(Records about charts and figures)
###

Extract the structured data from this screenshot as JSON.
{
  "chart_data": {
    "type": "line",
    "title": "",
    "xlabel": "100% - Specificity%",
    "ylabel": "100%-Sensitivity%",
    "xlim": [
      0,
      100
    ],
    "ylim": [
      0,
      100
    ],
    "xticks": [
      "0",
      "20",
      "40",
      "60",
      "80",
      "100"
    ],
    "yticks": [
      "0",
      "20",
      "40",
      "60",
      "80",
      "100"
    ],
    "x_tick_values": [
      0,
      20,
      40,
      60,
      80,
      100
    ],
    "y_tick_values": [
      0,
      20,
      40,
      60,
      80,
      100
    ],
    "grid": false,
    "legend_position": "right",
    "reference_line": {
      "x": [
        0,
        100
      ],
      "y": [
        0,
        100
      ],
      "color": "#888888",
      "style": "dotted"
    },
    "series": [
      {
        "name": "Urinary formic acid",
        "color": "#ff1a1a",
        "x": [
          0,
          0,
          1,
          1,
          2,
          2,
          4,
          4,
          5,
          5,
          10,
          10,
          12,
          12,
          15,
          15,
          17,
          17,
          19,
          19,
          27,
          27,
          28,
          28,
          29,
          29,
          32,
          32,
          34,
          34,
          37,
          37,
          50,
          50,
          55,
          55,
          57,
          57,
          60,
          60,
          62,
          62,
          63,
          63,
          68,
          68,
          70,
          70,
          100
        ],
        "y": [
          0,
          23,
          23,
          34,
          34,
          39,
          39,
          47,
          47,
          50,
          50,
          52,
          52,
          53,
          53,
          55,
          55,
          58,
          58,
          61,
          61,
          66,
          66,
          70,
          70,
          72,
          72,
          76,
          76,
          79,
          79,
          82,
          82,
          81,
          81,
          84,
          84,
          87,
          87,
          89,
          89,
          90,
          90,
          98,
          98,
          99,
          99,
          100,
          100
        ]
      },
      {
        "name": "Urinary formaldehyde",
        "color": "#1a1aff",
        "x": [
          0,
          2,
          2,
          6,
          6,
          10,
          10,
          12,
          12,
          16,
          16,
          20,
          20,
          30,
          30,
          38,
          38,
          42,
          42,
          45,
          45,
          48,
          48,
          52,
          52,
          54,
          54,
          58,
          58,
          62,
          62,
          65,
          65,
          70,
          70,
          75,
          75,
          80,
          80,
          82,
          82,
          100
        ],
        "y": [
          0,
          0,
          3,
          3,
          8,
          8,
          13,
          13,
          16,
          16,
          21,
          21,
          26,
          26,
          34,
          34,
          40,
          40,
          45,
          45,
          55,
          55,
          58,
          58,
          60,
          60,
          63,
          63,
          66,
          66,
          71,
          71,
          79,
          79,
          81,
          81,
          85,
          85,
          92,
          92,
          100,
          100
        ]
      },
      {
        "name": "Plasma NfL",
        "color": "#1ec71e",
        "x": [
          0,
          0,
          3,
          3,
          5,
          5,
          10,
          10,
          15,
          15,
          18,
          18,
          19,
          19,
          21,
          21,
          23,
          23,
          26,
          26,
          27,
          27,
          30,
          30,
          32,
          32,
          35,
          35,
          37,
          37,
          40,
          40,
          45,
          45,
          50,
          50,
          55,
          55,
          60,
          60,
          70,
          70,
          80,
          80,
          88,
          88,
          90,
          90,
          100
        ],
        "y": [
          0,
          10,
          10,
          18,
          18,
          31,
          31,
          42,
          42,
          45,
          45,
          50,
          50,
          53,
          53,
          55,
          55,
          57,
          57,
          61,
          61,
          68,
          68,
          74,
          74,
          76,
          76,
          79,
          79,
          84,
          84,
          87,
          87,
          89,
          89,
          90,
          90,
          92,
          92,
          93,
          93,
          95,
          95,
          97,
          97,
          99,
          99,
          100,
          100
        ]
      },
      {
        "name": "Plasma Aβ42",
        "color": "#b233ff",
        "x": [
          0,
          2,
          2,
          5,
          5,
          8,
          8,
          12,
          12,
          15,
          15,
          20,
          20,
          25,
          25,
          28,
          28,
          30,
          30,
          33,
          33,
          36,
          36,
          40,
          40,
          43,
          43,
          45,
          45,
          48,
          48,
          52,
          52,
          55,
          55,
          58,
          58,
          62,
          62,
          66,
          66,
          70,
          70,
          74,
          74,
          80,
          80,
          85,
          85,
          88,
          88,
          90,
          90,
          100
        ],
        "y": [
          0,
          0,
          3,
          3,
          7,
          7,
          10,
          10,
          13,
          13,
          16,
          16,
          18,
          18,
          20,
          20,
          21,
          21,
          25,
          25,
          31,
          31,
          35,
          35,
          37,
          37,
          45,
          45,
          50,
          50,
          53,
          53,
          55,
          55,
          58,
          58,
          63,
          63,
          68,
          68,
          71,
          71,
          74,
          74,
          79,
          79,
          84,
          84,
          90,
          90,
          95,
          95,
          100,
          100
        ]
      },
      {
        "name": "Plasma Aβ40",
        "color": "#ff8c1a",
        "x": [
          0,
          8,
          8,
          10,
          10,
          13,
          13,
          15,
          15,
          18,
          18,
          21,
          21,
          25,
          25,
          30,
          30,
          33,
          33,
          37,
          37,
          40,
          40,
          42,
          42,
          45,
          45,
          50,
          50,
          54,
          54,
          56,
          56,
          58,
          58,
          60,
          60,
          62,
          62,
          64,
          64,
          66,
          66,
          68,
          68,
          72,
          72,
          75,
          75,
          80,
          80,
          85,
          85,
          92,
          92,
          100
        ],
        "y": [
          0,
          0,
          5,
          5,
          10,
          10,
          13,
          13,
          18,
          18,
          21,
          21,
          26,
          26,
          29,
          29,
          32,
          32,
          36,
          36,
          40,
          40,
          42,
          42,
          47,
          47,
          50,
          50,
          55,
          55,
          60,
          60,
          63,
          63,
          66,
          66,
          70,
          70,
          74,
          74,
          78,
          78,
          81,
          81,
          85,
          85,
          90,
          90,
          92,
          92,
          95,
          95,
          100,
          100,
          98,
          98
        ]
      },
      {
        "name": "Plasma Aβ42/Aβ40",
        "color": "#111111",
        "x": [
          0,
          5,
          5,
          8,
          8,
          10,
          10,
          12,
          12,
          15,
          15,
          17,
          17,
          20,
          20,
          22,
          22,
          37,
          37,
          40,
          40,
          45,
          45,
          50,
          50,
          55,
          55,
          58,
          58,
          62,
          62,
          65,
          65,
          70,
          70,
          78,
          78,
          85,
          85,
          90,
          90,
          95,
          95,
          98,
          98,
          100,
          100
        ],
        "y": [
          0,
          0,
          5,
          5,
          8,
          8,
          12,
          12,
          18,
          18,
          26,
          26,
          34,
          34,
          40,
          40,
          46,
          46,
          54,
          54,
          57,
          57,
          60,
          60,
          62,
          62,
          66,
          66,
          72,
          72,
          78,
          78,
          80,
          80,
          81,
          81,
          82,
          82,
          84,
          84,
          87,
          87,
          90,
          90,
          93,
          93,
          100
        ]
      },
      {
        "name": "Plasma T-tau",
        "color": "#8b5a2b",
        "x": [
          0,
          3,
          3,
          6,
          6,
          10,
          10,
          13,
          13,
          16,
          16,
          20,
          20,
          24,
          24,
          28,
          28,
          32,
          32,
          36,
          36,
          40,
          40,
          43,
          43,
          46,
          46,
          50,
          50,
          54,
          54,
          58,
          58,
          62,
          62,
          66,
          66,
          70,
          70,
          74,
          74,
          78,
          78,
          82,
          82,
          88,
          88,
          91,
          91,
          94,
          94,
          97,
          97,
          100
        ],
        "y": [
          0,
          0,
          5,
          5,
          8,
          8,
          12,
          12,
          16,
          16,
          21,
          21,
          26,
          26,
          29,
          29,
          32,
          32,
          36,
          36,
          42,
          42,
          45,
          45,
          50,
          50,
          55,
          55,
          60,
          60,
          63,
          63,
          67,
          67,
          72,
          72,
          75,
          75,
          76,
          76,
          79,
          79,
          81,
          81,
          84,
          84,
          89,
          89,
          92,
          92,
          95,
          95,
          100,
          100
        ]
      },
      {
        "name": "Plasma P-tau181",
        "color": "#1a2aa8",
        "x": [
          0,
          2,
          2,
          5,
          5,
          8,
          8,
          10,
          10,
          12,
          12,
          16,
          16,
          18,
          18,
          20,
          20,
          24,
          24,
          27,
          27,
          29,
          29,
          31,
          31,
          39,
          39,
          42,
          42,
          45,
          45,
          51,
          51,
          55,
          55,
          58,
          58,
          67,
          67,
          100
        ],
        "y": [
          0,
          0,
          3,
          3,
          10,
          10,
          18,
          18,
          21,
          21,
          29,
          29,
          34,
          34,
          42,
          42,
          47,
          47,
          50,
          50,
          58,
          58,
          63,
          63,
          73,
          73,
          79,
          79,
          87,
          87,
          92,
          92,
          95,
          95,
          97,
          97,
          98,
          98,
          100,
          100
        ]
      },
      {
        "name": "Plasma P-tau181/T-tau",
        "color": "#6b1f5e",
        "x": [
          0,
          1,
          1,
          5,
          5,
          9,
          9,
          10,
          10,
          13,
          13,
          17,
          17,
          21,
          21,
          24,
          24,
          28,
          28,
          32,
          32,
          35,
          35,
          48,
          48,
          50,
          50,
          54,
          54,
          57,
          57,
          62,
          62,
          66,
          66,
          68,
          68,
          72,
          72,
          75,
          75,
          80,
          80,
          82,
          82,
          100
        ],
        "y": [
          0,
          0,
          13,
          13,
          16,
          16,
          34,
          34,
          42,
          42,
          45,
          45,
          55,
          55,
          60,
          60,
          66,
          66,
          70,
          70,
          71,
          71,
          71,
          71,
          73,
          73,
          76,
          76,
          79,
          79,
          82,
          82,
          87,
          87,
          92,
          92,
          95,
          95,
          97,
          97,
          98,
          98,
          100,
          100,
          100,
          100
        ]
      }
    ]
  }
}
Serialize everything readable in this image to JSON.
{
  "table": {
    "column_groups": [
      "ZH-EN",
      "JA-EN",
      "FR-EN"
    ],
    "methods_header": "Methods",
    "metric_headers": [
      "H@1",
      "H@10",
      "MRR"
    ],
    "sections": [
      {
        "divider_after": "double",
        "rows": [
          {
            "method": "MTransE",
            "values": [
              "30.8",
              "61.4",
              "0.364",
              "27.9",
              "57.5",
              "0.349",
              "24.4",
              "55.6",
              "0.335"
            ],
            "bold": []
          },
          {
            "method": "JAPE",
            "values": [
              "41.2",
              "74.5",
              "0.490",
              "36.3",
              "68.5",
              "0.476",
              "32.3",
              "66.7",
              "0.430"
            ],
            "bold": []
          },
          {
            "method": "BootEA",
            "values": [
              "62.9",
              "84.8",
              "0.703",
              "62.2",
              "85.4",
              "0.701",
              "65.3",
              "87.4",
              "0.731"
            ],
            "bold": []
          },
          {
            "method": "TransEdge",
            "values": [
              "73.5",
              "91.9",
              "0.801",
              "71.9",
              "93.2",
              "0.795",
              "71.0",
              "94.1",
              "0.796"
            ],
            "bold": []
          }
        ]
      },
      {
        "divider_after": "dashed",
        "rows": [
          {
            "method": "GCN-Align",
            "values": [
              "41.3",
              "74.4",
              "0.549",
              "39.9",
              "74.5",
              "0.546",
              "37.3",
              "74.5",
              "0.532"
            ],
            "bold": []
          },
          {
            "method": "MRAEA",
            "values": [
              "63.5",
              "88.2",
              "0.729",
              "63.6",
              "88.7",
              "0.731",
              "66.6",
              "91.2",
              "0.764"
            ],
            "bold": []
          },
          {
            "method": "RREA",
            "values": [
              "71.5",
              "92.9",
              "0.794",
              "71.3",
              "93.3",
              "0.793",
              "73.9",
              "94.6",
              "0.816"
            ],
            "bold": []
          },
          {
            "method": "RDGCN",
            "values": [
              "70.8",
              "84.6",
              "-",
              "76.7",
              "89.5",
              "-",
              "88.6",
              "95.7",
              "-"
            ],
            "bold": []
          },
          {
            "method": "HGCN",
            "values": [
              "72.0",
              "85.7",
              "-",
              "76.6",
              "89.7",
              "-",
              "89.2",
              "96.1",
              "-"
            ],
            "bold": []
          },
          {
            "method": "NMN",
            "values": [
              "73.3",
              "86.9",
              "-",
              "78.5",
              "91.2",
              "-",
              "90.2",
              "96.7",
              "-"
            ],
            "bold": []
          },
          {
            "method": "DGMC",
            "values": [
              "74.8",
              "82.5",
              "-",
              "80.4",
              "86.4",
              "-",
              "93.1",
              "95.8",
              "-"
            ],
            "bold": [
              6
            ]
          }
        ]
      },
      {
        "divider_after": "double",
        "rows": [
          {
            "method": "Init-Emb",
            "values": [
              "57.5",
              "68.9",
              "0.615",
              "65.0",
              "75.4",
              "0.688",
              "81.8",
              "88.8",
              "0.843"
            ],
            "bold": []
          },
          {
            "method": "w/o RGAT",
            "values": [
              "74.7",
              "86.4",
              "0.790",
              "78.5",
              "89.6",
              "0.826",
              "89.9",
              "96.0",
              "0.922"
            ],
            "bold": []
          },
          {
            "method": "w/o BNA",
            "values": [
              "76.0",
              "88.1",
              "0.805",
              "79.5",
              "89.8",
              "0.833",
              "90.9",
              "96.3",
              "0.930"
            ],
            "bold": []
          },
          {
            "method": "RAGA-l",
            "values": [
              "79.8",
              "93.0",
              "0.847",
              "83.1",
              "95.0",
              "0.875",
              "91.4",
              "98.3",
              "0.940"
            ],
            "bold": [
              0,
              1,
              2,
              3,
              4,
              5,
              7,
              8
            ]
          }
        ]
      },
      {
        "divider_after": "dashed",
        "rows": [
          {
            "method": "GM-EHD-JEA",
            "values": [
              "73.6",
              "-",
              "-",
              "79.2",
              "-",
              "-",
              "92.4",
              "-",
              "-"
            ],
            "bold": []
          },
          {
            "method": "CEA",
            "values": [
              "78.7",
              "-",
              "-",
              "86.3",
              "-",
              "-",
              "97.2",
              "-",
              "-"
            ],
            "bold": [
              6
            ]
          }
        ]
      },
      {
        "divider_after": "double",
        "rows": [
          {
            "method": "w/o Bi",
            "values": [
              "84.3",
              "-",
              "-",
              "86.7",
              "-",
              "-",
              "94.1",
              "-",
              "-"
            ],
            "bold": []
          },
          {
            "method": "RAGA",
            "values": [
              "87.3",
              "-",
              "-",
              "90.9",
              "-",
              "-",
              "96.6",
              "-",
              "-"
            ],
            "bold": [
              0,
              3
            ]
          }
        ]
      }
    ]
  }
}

###

All lines above with "color" in them should be returned.

      "color": "#888888",
        "color": "#ff1a1a",
        "color": "#1a1aff",
        "color": "#1ec71e",
        "color": "#b233ff",
        "color": "#ff8c1a",
        "color": "#111111",
        "color": "#8b5a2b",
        "color": "#1a2aa8",
        "color": "#6b1f5e",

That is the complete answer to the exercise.